Faithfully return all lines, omitting every embedded picture.

Collection entries
......

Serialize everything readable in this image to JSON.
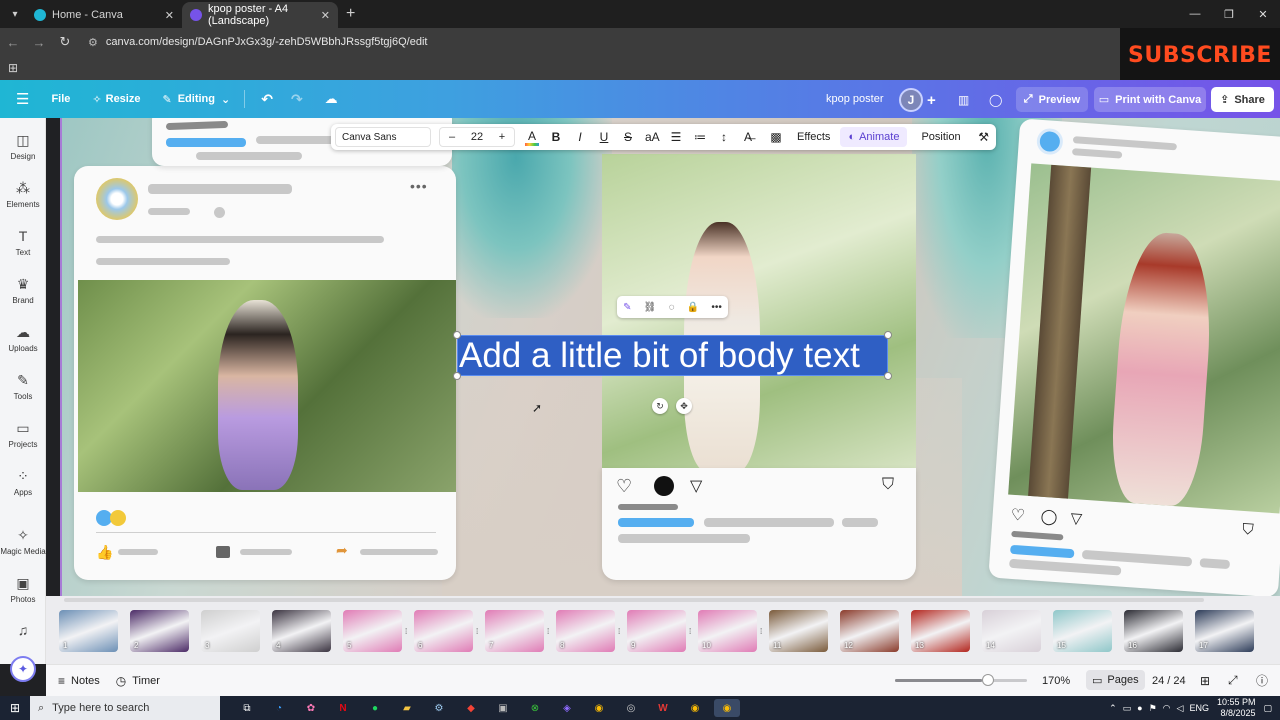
{
  "browser": {
    "tabs": [
      {
        "title": "Home - Canva",
        "active": false,
        "close": "✕"
      },
      {
        "title": "kpop poster - A4 (Landscape)",
        "active": true,
        "close": "✕"
      }
    ],
    "new_tab": "+",
    "url": "canva.com/design/DAGnPJxGx3g/-zehD5WBbhJRssgf5tgj6Q/edit",
    "window": {
      "minimize": "—",
      "restore": "❐",
      "close": "✕"
    }
  },
  "overlay": {
    "subscribe_text": "SUBSCRIBE"
  },
  "canva_header": {
    "file": "File",
    "resize": "Resize",
    "editing": "Editing",
    "doc_title": "kpop poster",
    "avatar_initial": "J",
    "preview": "Preview",
    "print": "Print with Canva",
    "share": "Share"
  },
  "left_rail": [
    {
      "label": "Design",
      "icon": "design-icon",
      "glyph": "◫"
    },
    {
      "label": "Elements",
      "icon": "elements-icon",
      "glyph": "⁂"
    },
    {
      "label": "Text",
      "icon": "text-icon",
      "glyph": "T"
    },
    {
      "label": "Brand",
      "icon": "brand-icon",
      "glyph": "♛"
    },
    {
      "label": "Uploads",
      "icon": "uploads-icon",
      "glyph": "☁"
    },
    {
      "label": "Tools",
      "icon": "tools-icon",
      "glyph": "✎"
    },
    {
      "label": "Projects",
      "icon": "projects-icon",
      "glyph": "▭"
    },
    {
      "label": "Apps",
      "icon": "apps-icon",
      "glyph": "⁘"
    },
    {
      "label": "Magic Media",
      "icon": "magic-media-icon",
      "glyph": "✧"
    },
    {
      "label": "Photos",
      "icon": "photos-icon",
      "glyph": "▣"
    },
    {
      "label": "",
      "icon": "audio-icon",
      "glyph": "♫"
    }
  ],
  "text_toolbar": {
    "font": "Canva Sans",
    "minus": "–",
    "size": "22",
    "plus": "+",
    "case": "aA",
    "effects": "Effects",
    "animate": "Animate",
    "position": "Position"
  },
  "canvas": {
    "selected_text": "Add a little bit of body text"
  },
  "pages": {
    "thumbnails": [
      {
        "num": "1",
        "color": "#6b8fb5"
      },
      {
        "num": "2",
        "color": "#4b2a66"
      },
      {
        "num": "3",
        "color": "#cfcfcf"
      },
      {
        "num": "4",
        "color": "#3a3340"
      },
      {
        "num": "5",
        "color": "#e07bb5"
      },
      {
        "num": "6",
        "color": "#e07bb5"
      },
      {
        "num": "7",
        "color": "#e07bb5"
      },
      {
        "num": "8",
        "color": "#e07bb5"
      },
      {
        "num": "9",
        "color": "#e07bb5"
      },
      {
        "num": "10",
        "color": "#e07bb5"
      },
      {
        "num": "11",
        "color": "#7a5a3a"
      },
      {
        "num": "12",
        "color": "#8a3a2a"
      },
      {
        "num": "13",
        "color": "#b3261e"
      },
      {
        "num": "14",
        "color": "#d8d0d8"
      },
      {
        "num": "15",
        "color": "#8fc7c9"
      },
      {
        "num": "16",
        "color": "#2b2b33"
      },
      {
        "num": "17",
        "color": "#2c3b58"
      }
    ]
  },
  "bottom_bar": {
    "notes": "Notes",
    "timer": "Timer",
    "zoom": "170%",
    "zoom_level": 0.66,
    "pages": "Pages",
    "page_count": "24 / 24"
  },
  "taskbar": {
    "search_placeholder": "Type here to search",
    "language": "ENG",
    "time": "10:55 PM",
    "date": "8/8/2025"
  },
  "colors": {
    "accent_purple": "#7653e8",
    "accent_teal": "#1fb6d4",
    "selection_blue": "#2f5fc4",
    "subscribe_red": "#ff4b1f"
  }
}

......

## FINAL RESULT
Serialize everything readable in this image to JSON.
{
  "browser": {
    "tabs": [
      {
        "title": "Home - Canva",
        "active": false,
        "close": "✕"
      },
      {
        "title": "kpop poster - A4 (Landscape)",
        "active": true,
        "close": "✕"
      }
    ],
    "new_tab": "+",
    "url": "canva.com/design/DAGnPJxGx3g/-zehD5WBbhJRssgf5tgj6Q/edit",
    "window": {
      "minimize": "—",
      "restore": "❐",
      "close": "✕"
    }
  },
  "overlay": {
    "subscribe_text": "SUBSCRIBE"
  },
  "canva_header": {
    "file": "File",
    "resize": "Resize",
    "editing": "Editing",
    "doc_title": "kpop poster",
    "avatar_initial": "J",
    "preview": "Preview",
    "print": "Print with Canva",
    "share": "Share"
  },
  "left_rail": [
    {
      "label": "Design",
      "icon": "design-icon",
      "glyph": "◫"
    },
    {
      "label": "Elements",
      "icon": "elements-icon",
      "glyph": "⁂"
    },
    {
      "label": "Text",
      "icon": "text-icon",
      "glyph": "T"
    },
    {
      "label": "Brand",
      "icon": "brand-icon",
      "glyph": "♛"
    },
    {
      "label": "Uploads",
      "icon": "uploads-icon",
      "glyph": "☁"
    },
    {
      "label": "Tools",
      "icon": "tools-icon",
      "glyph": "✎"
    },
    {
      "label": "Projects",
      "icon": "projects-icon",
      "glyph": "▭"
    },
    {
      "label": "Apps",
      "icon": "apps-icon",
      "glyph": "⁘"
    },
    {
      "label": "Magic Media",
      "icon": "magic-media-icon",
      "glyph": "✧"
    },
    {
      "label": "Photos",
      "icon": "photos-icon",
      "glyph": "▣"
    },
    {
      "label": "",
      "icon": "audio-icon",
      "glyph": "♫"
    }
  ],
  "text_toolbar": {
    "font": "Canva Sans",
    "minus": "–",
    "size": "22",
    "plus": "+",
    "case": "aA",
    "effects": "Effects",
    "animate": "Animate",
    "position": "Position"
  },
  "canvas": {
    "selected_text": "Add a little bit of body text"
  },
  "pages": {
    "thumbnails": [
      {
        "num": "1",
        "color": "#6b8fb5"
      },
      {
        "num": "2",
        "color": "#4b2a66"
      },
      {
        "num": "3",
        "color": "#cfcfcf"
      },
      {
        "num": "4",
        "color": "#3a3340"
      },
      {
        "num": "5",
        "color": "#e07bb5"
      },
      {
        "num": "6",
        "color": "#e07bb5"
      },
      {
        "num": "7",
        "color": "#e07bb5"
      },
      {
        "num": "8",
        "color": "#e07bb5"
      },
      {
        "num": "9",
        "color": "#e07bb5"
      },
      {
        "num": "10",
        "color": "#e07bb5"
      },
      {
        "num": "11",
        "color": "#7a5a3a"
      },
      {
        "num": "12",
        "color": "#8a3a2a"
      },
      {
        "num": "13",
        "color": "#b3261e"
      },
      {
        "num": "14",
        "color": "#d8d0d8"
      },
      {
        "num": "15",
        "color": "#8fc7c9"
      },
      {
        "num": "16",
        "color": "#2b2b33"
      },
      {
        "num": "17",
        "color": "#2c3b58"
      }
    ]
  },
  "bottom_bar": {
    "notes": "Notes",
    "timer": "Timer",
    "zoom": "170%",
    "zoom_level": 0.66,
    "pages": "Pages",
    "page_count": "24 / 24"
  },
  "taskbar": {
    "search_placeholder": "Type here to search",
    "language": "ENG",
    "time": "10:55 PM",
    "date": "8/8/2025"
  },
  "colors": {
    "accent_purple": "#7653e8",
    "accent_teal": "#1fb6d4",
    "selection_blue": "#2f5fc4",
    "subscribe_red": "#ff4b1f"
  }
}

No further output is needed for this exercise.